A new, evening-length solo dance performance conjures a dissonant dialogue around identity, transformation, and privilege.

In 1999, rising hip-hop artist Rennie Harris created a 7-minute solo dance for Megan Bridge’s student thesis concert at SUNY Purchase. A mashup of street dance and modern dance, including a recorded conversation between the two artists, the work had its professional debut in 2000’s Philadelphia Fringe Festival.

Using the original solo as a seed, Beautiful Human Lies: Chapter 4  takes one white woman’s story and embeds it in layers of media images, unfolding a spectacle that lives in the tension between personal and community healing and a violent, oppressive culture.

This project explores the many ways that artistic collaboration can profoundly mark the passage of time, and how we break and remake ourselves to cobble together a coherent self.

Program Essay by Embedded Scholar & Writer, Brenda Dixon Gottschild

The poet and seer, Jelaluddin Rumi, admonishes us to
BISMILLAH your old self
to find your real name

For the moment, let’s translate that to mean “be grateful for what you’ve done, now move on to who you are.”  

Both Megan Bridge and Rennie Harris have shown up, paid their dues, done the work and racked up intimidating lists of credits: check out their multiple online references and respective websites (www.rhpm.org; www.thefidget.org/megan-bridge).  Still, they keep searching, stretching, moving their practice as they evolve and mature. Those interested in neat categories can say that they belong in discrete sub-realms of dance culture. 

Bridge was raised in a (white) Philadelphia suburb, began studying ballet at age 3, and as a teenager started coming to the city to study modern dance at a local studio. She continued studying ballet throughout her conservatory years at SUNY Purchase and into her thirties. Now, aged 46 and having danced professionally for two-plus decades, she’s at a turning point.

SHORT TASK 1 – Copy out the records verbatim, covering the stretch from the start of the records through the line that contains "part-label-40[interactable]: 40: [79, 164, 105, 182]".

THE DATA –
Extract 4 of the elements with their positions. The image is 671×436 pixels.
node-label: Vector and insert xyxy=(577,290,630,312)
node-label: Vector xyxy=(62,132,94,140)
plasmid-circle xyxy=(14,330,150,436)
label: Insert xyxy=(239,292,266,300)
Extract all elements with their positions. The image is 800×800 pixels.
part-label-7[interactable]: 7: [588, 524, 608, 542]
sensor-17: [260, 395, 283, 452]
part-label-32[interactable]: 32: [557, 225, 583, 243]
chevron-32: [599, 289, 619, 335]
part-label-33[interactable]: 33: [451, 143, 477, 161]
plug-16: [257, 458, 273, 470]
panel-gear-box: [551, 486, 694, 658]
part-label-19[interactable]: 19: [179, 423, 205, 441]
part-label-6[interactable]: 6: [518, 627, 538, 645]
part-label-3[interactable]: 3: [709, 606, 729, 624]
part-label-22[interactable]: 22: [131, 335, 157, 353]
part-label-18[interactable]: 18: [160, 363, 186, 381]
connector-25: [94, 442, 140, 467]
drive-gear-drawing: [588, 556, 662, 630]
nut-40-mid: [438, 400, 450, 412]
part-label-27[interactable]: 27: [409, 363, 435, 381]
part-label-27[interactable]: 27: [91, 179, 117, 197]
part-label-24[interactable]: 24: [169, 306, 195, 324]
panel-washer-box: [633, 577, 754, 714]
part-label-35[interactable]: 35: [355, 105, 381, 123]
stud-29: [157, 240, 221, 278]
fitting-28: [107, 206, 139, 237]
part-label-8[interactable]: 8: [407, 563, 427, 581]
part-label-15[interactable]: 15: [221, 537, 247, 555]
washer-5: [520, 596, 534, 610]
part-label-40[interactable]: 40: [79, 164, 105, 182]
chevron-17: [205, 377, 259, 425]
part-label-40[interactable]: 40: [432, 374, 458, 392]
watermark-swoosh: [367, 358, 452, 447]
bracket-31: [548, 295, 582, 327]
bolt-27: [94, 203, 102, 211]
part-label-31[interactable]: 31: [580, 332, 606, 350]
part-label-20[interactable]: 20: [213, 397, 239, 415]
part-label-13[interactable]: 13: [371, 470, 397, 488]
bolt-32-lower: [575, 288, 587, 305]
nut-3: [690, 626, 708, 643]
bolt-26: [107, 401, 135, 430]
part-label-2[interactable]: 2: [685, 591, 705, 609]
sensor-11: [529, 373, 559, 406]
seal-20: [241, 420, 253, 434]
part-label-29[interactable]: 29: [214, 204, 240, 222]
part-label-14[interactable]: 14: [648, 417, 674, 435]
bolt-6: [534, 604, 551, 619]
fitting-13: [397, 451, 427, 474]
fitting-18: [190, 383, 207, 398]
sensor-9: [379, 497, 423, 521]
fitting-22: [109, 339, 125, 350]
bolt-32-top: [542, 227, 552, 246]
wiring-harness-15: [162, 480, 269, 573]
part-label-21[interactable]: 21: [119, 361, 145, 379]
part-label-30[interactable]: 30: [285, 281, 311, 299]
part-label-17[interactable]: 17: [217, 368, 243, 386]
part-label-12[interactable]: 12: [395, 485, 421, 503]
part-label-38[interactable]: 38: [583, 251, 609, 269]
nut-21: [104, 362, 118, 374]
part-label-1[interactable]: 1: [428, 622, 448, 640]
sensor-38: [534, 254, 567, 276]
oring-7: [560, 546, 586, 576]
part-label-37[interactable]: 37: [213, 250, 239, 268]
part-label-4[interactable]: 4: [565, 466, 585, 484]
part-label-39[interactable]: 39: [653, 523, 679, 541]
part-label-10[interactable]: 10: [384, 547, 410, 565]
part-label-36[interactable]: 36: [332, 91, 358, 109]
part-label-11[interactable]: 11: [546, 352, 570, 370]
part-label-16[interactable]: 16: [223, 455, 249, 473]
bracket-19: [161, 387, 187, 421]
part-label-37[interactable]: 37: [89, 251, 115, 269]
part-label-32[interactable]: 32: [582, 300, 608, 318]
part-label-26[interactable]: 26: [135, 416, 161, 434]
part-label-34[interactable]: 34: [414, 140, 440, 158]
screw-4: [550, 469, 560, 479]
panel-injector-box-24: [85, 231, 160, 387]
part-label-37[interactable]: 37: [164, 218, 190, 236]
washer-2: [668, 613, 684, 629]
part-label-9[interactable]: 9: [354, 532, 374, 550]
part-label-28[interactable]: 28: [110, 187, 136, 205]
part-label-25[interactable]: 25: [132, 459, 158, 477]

SHORT TASK 2 – Pick up the text about the solo dance performance by Megan Bridge and Rennie Harris right after its last sentence, and keep writing.

TASK RESPONSE 1 –
Extract 4 of the elements with their positions. The image is 671×436 pixels.
node-label: Vector and insert xyxy=(577,290,630,312)
node-label: Vector xyxy=(62,132,94,140)
plasmid-circle xyxy=(14,330,150,436)
label: Insert xyxy=(239,292,266,300)
Extract all elements with their positions. The image is 800×800 pixels.
part-label-7[interactable]: 7: [588, 524, 608, 542]
sensor-17: [260, 395, 283, 452]
part-label-32[interactable]: 32: [557, 225, 583, 243]
chevron-32: [599, 289, 619, 335]
part-label-33[interactable]: 33: [451, 143, 477, 161]
plug-16: [257, 458, 273, 470]
panel-gear-box: [551, 486, 694, 658]
part-label-19[interactable]: 19: [179, 423, 205, 441]
part-label-6[interactable]: 6: [518, 627, 538, 645]
part-label-3[interactable]: 3: [709, 606, 729, 624]
part-label-22[interactable]: 22: [131, 335, 157, 353]
part-label-18[interactable]: 18: [160, 363, 186, 381]
connector-25: [94, 442, 140, 467]
drive-gear-drawing: [588, 556, 662, 630]
nut-40-mid: [438, 400, 450, 412]
part-label-27[interactable]: 27: [409, 363, 435, 381]
part-label-27[interactable]: 27: [91, 179, 117, 197]
part-label-24[interactable]: 24: [169, 306, 195, 324]
panel-washer-box: [633, 577, 754, 714]
part-label-35[interactable]: 35: [355, 105, 381, 123]
stud-29: [157, 240, 221, 278]
fitting-28: [107, 206, 139, 237]
part-label-8[interactable]: 8: [407, 563, 427, 581]
part-label-15[interactable]: 15: [221, 537, 247, 555]
washer-5: [520, 596, 534, 610]
part-label-40[interactable]: 40: [79, 164, 105, 182]

TASK RESPONSE 2 –
Harris’s background rests firmly in Philly-Style urban street dance. He comes from a hardscrabble, Black working-class neighborhood and learned to dance and compete individually or with teams by performing in public spaces where the practice, itself, was the teacher. He’s well-versed in many styles of street dance and is quick to explain that hip hop is not breakdance, and both come under the larger rubric, street dance. He is 61 years old. Working with Bridge on this solo is a new milestone in Harris’s nearly 5-decade career.

This unlikely pairing’s first coming together was in 1999 when Bridge, graduating from SUNY Purchase, asked emerging artist Harris to choreograph a (7-minute) solo for her thesis concert. This short version premiered at the 2000 Philadelphia Fringe Festival. Twenty-five years later, at Bridge’s request, that piece has generated the evening-length work premiering at Fringe 2025.

So, why do they meet again, here and now? Bismillah to both artists turning a corner on work, on self, on transgressing boundaries.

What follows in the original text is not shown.